_Texte présenté_:
******************************

Enseignements spirituels
Les enseignements spirituels sont tous plus ou moins corrompus, aussi il y a toujours un certain tri à faire, sortir le bon grain de l’ivraie. Mais c’est très subjectif, car ce qui peut sembler faux ou corrompu pour une personne, peut se révéler très inspirant et juste pour une autre.
Je ne suis pas d’accord avec tout ce que dit Bentinho Massaro*, loin de là, mais il y a beaucoup de choses qui m’inspirent dans son enseignement.
Les adeptes qui ont de la dévotion pour un maître considèrent en général son enseignement comme très pur et ne voient de la corruption que dans ceux des autres. De même, beaucoup de grands maîtres critiquent les enseignements des autres écoles, qu’ils connaissent souvent mal ou pas du tout – cela me surprend toujours. C’est un phénomène très général, l’ego ne peut pas admettre que ce qu’il croit fermement comme juste depuis des années ne soit pas la vérité absolue. Et tant qu’on vit dans la dualité, l’existence d’un juste implique celle d’un faux.
Par exemple, les adeptes de l’astrologie tropicale continuent à croire que leur système, qui était juste il y a 2000 ans, l’est toujours aujourd’hui, alors qu’il suffit de lever la tête et de regarder le ciel pour se rendre compte que ce n’est pas vrai.
J’ai trouvé beaucoup de choses intéressantes et inspirantes dans le livre de Daniel Ingram (Mastering the Core Teachings of the Buddha, An Unusually Hardcore Dharma Book), mais beaucoup de choses discutables aussi. Il se permet de remettre en cause certains points du Canon du theravada*, considéré comme sacré, ou pur et dur, par beaucoup… c’est certainement un des enseignements les moins corrompus, mais il a quand même été transmis oralement pendant plusieurs siècles par des êtres humains avant d’être écrit et canonisé. Et chacun l’interprète à sa manière, depuis le Vissudhimagga jusqu’à Ajahn Buddhadasa* et Ayya Khema*… sans parler des Tibétains et des maîtres zen. Dès qu’on ouvre la bouche, ou prend une plume, on interprète.
Toutes les connaissances humaines sont basées sur des croyances – dans un sens, c’est toujours de la fiction (des formations mentales) – et chacun croit ce qui conforte son ego (c’est aussi une croyance, bien sûr).
Personnellement, je n’ai pas peur des amalgames et du syncrétisme. Même si je m’y égare parfois, j’y trouve aussi souvent des révélations et des insights* que je n’avais pas perçues dans les enseignements purs et durs, ou des pièces du puzzle qui me manquaient…
Aussi il vaut mieux ne rien prendre trop au sérieux, surtout les enseignements spirituels… mais cela n’empêche pas de se faire plaisir en les écoutant ! Et d’utiliser ce qui nous parle et nous inspire pour pratiquer et essayer de s’éveiller.

******************************

[Listes de régions annotées]
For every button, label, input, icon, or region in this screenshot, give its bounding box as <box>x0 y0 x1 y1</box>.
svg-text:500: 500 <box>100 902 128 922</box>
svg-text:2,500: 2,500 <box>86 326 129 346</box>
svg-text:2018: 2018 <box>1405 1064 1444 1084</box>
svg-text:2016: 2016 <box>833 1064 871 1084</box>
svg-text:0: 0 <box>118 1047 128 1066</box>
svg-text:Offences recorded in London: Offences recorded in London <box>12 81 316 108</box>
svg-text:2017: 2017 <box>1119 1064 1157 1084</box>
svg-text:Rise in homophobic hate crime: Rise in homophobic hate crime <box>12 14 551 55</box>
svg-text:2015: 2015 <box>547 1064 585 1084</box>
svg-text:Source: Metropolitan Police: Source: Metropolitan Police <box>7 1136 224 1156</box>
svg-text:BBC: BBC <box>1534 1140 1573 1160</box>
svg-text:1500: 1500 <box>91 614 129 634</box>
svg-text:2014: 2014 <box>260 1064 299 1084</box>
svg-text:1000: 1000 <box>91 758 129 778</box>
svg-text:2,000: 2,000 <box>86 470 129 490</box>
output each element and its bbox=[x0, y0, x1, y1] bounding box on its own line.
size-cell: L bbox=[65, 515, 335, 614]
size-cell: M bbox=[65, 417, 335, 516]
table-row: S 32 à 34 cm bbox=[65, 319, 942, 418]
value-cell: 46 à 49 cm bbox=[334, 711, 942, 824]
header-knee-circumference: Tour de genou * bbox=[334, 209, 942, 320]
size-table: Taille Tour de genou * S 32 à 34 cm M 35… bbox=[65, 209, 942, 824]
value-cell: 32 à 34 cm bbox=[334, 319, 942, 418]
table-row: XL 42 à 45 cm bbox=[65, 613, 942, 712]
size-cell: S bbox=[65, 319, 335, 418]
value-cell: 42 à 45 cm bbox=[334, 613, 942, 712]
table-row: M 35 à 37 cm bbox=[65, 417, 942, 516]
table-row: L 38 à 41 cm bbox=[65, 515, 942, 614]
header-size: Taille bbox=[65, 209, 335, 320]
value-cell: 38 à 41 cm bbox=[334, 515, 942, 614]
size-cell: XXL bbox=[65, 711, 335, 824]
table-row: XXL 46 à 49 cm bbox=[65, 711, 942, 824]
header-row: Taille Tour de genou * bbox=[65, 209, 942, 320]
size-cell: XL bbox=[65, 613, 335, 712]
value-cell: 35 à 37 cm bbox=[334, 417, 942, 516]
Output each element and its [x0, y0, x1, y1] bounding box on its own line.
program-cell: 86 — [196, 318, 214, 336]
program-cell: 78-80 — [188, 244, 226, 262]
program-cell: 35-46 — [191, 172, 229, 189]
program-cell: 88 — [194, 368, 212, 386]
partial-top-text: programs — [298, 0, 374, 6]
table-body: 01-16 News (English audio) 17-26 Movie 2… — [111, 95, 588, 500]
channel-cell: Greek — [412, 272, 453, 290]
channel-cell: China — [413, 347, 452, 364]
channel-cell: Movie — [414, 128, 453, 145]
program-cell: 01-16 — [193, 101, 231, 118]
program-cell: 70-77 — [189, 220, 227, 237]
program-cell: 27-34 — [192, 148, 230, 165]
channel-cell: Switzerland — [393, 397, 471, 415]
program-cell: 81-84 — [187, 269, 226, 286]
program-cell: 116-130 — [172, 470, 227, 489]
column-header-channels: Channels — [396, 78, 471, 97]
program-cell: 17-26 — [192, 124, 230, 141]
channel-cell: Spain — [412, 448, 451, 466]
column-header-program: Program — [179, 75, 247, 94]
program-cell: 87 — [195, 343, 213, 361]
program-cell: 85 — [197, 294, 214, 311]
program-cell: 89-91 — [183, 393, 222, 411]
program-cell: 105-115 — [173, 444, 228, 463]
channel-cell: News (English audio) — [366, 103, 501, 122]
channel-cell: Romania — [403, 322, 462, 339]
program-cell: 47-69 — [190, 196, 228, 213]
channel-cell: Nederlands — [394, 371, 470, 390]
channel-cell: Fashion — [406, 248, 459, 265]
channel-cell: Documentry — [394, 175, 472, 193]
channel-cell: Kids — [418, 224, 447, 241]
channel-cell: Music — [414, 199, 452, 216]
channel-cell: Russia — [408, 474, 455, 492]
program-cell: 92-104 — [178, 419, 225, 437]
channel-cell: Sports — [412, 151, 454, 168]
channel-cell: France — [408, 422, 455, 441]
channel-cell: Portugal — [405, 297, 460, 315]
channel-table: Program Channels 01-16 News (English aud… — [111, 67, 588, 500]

******************************

_Énoncé_:
Répondez à partir du texte sur les enseignements spirituels :
(a) Quel système, d'après le texte, était juste il y a 2000 ans ?
(b) Quel est le titre du livre de Daniel Ingram mentionné ?
(c) Pendant combien de temps le Canon du theravada a-t-il été transmis oralement avant d'être écrit ?

_Corrigé_:
(a) L'astrologie tropicale.
(b) Mastering the Core Teachings of the Buddha, An Unusually Hardcore Dharma Book.
(c) Pendant plusieurs siècles.